● WORK INSTRUCTIONS: The answer must be every line of the records below that contains the word "press".

● DATASET EXTRACT:
== Segment start ==

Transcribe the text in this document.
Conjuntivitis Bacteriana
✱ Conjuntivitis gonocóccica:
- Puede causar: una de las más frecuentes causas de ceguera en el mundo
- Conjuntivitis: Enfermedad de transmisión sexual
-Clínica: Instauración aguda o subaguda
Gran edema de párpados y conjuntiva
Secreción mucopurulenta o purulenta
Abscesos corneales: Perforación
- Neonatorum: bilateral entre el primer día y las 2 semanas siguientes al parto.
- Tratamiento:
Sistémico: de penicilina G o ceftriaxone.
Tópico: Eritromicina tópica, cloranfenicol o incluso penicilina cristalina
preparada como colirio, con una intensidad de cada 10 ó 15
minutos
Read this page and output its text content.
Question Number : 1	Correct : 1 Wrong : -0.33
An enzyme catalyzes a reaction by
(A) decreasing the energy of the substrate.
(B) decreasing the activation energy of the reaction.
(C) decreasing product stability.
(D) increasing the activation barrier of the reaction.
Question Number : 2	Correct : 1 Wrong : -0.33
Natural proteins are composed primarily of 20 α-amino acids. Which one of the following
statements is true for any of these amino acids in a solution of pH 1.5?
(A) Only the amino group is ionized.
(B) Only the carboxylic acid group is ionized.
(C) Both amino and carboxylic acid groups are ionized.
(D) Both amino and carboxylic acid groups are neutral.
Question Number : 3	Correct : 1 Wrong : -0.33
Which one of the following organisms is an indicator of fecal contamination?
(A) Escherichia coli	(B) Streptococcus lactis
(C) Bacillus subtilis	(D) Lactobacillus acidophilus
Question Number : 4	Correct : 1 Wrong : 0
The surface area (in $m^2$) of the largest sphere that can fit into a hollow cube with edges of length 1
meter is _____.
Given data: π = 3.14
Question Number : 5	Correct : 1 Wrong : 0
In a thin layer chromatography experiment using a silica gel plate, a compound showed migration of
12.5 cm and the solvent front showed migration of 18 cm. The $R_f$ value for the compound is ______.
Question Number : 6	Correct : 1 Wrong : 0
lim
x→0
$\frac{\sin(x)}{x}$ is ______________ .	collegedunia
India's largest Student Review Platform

== Segment end ==
== Segment start ==

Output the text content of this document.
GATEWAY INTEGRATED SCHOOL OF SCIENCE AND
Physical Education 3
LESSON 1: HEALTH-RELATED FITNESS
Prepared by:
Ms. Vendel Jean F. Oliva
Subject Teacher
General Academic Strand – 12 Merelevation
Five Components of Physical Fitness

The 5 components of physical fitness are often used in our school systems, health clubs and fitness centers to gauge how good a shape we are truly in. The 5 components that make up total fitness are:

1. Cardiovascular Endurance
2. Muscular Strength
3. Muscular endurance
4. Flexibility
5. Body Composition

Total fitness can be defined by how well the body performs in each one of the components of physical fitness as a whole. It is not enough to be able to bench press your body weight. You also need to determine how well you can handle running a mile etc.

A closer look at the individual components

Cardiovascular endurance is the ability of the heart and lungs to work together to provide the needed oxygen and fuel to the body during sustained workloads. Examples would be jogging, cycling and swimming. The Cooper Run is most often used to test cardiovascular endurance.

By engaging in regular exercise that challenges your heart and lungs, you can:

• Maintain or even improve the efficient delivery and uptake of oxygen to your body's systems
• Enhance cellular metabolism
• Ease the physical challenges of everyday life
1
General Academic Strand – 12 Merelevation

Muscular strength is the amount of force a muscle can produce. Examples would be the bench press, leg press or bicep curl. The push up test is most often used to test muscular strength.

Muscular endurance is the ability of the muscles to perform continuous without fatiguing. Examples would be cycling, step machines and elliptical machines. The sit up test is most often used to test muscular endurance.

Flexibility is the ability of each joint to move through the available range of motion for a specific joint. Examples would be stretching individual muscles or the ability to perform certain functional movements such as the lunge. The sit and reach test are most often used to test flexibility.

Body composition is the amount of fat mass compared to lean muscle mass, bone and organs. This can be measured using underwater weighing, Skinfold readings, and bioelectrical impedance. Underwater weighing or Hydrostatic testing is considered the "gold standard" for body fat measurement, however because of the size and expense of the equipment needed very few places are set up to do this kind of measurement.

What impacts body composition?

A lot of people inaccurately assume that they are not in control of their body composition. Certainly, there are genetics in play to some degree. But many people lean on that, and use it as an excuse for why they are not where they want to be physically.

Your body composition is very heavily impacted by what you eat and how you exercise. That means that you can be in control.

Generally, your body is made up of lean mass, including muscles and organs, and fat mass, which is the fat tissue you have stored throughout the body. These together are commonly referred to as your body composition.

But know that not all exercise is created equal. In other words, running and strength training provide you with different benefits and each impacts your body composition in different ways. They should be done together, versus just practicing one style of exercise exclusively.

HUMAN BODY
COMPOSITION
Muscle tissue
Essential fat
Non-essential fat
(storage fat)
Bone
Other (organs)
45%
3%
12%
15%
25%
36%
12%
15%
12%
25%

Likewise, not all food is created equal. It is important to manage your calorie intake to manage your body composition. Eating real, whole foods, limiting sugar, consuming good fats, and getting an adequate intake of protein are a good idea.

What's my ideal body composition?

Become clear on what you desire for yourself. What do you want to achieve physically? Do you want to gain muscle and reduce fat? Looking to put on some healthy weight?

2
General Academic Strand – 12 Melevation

== Segment end ==

● TASK RESULT:
Total fitness can be defined by how well the body performs in each one of the components of physical fitness as a whole. It is not enough to be able to bench press your body weight. You also need to determine how well you can handle running a mile etc.
Muscular strength is the amount of force a muscle can produce. Examples would be the bench press, leg press or bicep curl. The push up test is most often used to test muscular strength.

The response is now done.